WORK TO COMPLETE >>
Retype the material word for word.

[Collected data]
☆ ☆ ☆ ☆

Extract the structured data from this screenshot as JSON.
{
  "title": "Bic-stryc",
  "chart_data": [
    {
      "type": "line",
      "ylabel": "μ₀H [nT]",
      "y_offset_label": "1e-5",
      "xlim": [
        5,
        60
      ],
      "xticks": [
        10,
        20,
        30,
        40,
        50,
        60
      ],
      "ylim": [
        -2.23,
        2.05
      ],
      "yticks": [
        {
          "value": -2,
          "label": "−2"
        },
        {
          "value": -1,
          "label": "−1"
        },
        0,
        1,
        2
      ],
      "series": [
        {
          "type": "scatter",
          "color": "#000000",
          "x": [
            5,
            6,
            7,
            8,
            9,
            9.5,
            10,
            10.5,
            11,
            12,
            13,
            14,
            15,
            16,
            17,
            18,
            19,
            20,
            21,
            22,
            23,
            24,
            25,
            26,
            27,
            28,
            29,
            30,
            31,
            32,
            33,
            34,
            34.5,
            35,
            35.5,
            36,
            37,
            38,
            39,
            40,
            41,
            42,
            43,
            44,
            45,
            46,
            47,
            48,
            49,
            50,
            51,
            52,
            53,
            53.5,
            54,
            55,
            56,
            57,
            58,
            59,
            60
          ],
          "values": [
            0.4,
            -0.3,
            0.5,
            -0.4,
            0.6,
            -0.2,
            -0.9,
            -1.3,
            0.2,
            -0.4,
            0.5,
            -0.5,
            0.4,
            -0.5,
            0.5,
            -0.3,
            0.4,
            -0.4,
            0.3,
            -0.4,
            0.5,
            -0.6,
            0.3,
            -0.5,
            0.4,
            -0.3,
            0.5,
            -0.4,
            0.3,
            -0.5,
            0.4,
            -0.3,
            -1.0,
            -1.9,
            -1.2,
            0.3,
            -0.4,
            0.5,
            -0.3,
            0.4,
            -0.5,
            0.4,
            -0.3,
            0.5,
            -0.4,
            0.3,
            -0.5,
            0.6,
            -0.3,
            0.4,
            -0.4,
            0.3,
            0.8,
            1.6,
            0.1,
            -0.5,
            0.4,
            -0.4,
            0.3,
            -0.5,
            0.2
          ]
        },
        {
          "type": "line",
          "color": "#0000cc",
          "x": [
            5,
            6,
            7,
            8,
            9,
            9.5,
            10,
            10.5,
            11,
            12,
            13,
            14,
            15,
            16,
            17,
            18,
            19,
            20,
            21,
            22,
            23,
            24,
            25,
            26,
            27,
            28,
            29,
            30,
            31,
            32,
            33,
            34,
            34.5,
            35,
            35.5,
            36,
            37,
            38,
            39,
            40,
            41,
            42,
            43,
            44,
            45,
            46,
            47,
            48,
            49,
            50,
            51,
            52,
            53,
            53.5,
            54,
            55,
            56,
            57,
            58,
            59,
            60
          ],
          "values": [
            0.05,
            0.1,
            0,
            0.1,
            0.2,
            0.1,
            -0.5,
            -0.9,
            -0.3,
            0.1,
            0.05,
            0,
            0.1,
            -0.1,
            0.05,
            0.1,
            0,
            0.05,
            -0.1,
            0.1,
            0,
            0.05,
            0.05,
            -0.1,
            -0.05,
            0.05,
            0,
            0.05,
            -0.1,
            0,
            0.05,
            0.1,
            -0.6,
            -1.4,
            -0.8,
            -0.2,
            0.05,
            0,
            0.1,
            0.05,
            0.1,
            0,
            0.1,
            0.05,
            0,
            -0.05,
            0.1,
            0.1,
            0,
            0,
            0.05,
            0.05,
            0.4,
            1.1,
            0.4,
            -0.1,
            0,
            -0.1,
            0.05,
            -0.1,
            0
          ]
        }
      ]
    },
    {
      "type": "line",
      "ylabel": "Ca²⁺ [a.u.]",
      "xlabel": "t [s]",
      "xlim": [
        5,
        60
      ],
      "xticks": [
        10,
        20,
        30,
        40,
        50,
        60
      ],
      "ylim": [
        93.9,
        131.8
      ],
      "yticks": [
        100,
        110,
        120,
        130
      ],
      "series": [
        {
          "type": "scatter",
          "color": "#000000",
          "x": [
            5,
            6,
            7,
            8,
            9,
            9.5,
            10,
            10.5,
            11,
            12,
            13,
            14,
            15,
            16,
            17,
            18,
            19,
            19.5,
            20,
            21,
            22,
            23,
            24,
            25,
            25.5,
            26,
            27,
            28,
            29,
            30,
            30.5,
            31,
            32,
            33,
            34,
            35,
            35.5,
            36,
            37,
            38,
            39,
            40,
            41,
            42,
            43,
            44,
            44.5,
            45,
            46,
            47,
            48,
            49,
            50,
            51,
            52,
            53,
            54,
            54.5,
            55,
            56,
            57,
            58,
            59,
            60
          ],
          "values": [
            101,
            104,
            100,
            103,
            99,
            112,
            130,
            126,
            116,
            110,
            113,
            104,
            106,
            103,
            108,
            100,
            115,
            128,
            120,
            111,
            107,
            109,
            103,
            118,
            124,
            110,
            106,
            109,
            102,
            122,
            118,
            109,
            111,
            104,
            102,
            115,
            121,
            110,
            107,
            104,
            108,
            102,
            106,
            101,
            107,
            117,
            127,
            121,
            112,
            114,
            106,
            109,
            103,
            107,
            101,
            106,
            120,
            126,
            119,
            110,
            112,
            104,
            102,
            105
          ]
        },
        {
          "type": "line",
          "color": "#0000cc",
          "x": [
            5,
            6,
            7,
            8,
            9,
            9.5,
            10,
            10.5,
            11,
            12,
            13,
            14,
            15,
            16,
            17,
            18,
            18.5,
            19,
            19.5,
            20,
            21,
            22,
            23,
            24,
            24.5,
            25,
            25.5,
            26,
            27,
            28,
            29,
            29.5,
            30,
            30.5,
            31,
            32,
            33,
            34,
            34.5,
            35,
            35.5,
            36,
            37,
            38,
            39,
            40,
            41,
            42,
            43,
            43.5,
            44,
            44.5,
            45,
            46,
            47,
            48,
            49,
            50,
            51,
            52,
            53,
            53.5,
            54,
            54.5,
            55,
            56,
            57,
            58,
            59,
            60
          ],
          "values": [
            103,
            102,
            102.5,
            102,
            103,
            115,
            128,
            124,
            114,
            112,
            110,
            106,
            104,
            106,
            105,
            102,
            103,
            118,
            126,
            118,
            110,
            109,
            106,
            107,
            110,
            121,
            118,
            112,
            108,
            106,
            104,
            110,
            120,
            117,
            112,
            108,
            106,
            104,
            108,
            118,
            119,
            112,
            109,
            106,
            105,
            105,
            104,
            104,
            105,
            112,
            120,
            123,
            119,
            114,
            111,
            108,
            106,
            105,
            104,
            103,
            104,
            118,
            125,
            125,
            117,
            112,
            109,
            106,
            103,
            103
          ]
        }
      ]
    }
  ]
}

☆ ☆ ☆ ☆

RESULT BELOW >>
Extract the structured data from this screenshot as JSON.
{
  "title": "Bic-stryc",
  "chart_data": [
    {
      "type": "line",
      "ylabel": "μ₀H [nT]",
      "y_offset_label": "1e-5",
      "xlim": [
        5,
        60
      ],
      "xticks": [
        10,
        20,
        30,
        40,
        50,
        60
      ],
      "ylim": [
        -2.23,
        2.05
      ],
      "yticks": [
        {
          "value": -2,
          "label": "−2"
        },
        {
          "value": -1,
          "label": "−1"
        },
        0,
        1,
        2
      ],
      "series": [
        {
          "type": "scatter",
          "color": "#000000",
          "x": [
            5,
            6,
            7,
            8,
            9,
            9.5,
            10,
            10.5,
            11,
            12,
            13,
            14,
            15,
            16,
            17,
            18,
            19,
            20,
            21,
            22,
            23,
            24,
            25,
            26,
            27,
            28,
            29,
            30,
            31,
            32,
            33,
            34,
            34.5,
            35,
            35.5,
            36,
            37,
            38,
            39,
            40,
            41,
            42,
            43,
            44,
            45,
            46,
            47,
            48,
            49,
            50,
            51,
            52,
            53,
            53.5,
            54,
            55,
            56,
            57,
            58,
            59,
            60
          ],
          "values": [
            0.4,
            -0.3,
            0.5,
            -0.4,
            0.6,
            -0.2,
            -0.9,
            -1.3,
            0.2,
            -0.4,
            0.5,
            -0.5,
            0.4,
            -0.5,
            0.5,
            -0.3,
            0.4,
            -0.4,
            0.3,
            -0.4,
            0.5,
            -0.6,
            0.3,
            -0.5,
            0.4,
            -0.3,
            0.5,
            -0.4,
            0.3,
            -0.5,
            0.4,
            -0.3,
            -1.0,
            -1.9,
            -1.2,
            0.3,
            -0.4,
            0.5,
            -0.3,
            0.4,
            -0.5,
            0.4,
            -0.3,
            0.5,
            -0.4,
            0.3,
            -0.5,
            0.6,
            -0.3,
            0.4,
            -0.4,
            0.3,
            0.8,
            1.6,
            0.1,
            -0.5,
            0.4,
            -0.4,
            0.3,
            -0.5,
            0.2
          ]
        },
        {
          "type": "line",
          "color": "#0000cc",
          "x": [
            5,
            6,
            7,
            8,
            9,
            9.5,
            10,
            10.5,
            11,
            12,
            13,
            14,
            15,
            16,
            17,
            18,
            19,
            20,
            21,
            22,
            23,
            24,
            25,
            26,
            27,
            28,
            29,
            30,
            31,
            32,
            33,
            34,
            34.5,
            35,
            35.5,
            36,
            37,
            38,
            39,
            40,
            41,
            42,
            43,
            44,
            45,
            46,
            47,
            48,
            49,
            50,
            51,
            52,
            53,
            53.5,
            54,
            55,
            56,
            57,
            58,
            59,
            60
          ],
          "values": [
            0.05,
            0.1,
            0,
            0.1,
            0.2,
            0.1,
            -0.5,
            -0.9,
            -0.3,
            0.1,
            0.05,
            0,
            0.1,
            -0.1,
            0.05,
            0.1,
            0,
            0.05,
            -0.1,
            0.1,
            0,
            0.05,
            0.05,
            -0.1,
            -0.05,
            0.05,
            0,
            0.05,
            -0.1,
            0,
            0.05,
            0.1,
            -0.6,
            -1.4,
            -0.8,
            -0.2,
            0.05,
            0,
            0.1,
            0.05,
            0.1,
            0,
            0.1,
            0.05,
            0,
            -0.05,
            0.1,
            0.1,
            0,
            0,
            0.05,
            0.05,
            0.4,
            1.1,
            0.4,
            -0.1,
            0,
            -0.1,
            0.05,
            -0.1,
            0
          ]
        }
      ]
    },
    {
      "type": "line",
      "ylabel": "Ca²⁺ [a.u.]",
      "xlabel": "t [s]",
      "xlim": [
        5,
        60
      ],
      "xticks": [
        10,
        20,
        30,
        40,
        50,
        60
      ],
      "ylim": [
        93.9,
        131.8
      ],
      "yticks": [
        100,
        110,
        120,
        130
      ],
      "series": [
        {
          "type": "scatter",
          "color": "#000000",
          "x": [
            5,
            6,
            7,
            8,
            9,
            9.5,
            10,
            10.5,
            11,
            12,
            13,
            14,
            15,
            16,
            17,
            18,
            19,
            19.5,
            20,
            21,
            22,
            23,
            24,
            25,
            25.5,
            26,
            27,
            28,
            29,
            30,
            30.5,
            31,
            32,
            33,
            34,
            35,
            35.5,
            36,
            37,
            38,
            39,
            40,
            41,
            42,
            43,
            44,
            44.5,
            45,
            46,
            47,
            48,
            49,
            50,
            51,
            52,
            53,
            54,
            54.5,
            55,
            56,
            57,
            58,
            59,
            60
          ],
          "values": [
            101,
            104,
            100,
            103,
            99,
            112,
            130,
            126,
            116,
            110,
            113,
            104,
            106,
            103,
            108,
            100,
            115,
            128,
            120,
            111,
            107,
            109,
            103,
            118,
            124,
            110,
            106,
            109,
            102,
            122,
            118,
            109,
            111,
            104,
            102,
            115,
            121,
            110,
            107,
            104,
            108,
            102,
            106,
            101,
            107,
            117,
            127,
            121,
            112,
            114,
            106,
            109,
            103,
            107,
            101,
            106,
            120,
            126,
            119,
            110,
            112,
            104,
            102,
            105
          ]
        },
        {
          "type": "line",
          "color": "#0000cc",
          "x": [
            5,
            6,
            7,
            8,
            9,
            9.5,
            10,
            10.5,
            11,
            12,
            13,
            14,
            15,
            16,
            17,
            18,
            18.5,
            19,
            19.5,
            20,
            21,
            22,
            23,
            24,
            24.5,
            25,
            25.5,
            26,
            27,
            28,
            29,
            29.5,
            30,
            30.5,
            31,
            32,
            33,
            34,
            34.5,
            35,
            35.5,
            36,
            37,
            38,
            39,
            40,
            41,
            42,
            43,
            43.5,
            44,
            44.5,
            45,
            46,
            47,
            48,
            49,
            50,
            51,
            52,
            53,
            53.5,
            54,
            54.5,
            55,
            56,
            57,
            58,
            59,
            60
          ],
          "values": [
            103,
            102,
            102.5,
            102,
            103,
            115,
            128,
            124,
            114,
            112,
            110,
            106,
            104,
            106,
            105,
            102,
            103,
            118,
            126,
            118,
            110,
            109,
            106,
            107,
            110,
            121,
            118,
            112,
            108,
            106,
            104,
            110,
            120,
            117,
            112,
            108,
            106,
            104,
            108,
            118,
            119,
            112,
            109,
            106,
            105,
            105,
            104,
            104,
            105,
            112,
            120,
            123,
            119,
            114,
            111,
            108,
            106,
            105,
            104,
            103,
            104,
            118,
            125,
            125,
            117,
            112,
            109,
            106,
            103,
            103
          ]
        }
      ]
    }
  ]
}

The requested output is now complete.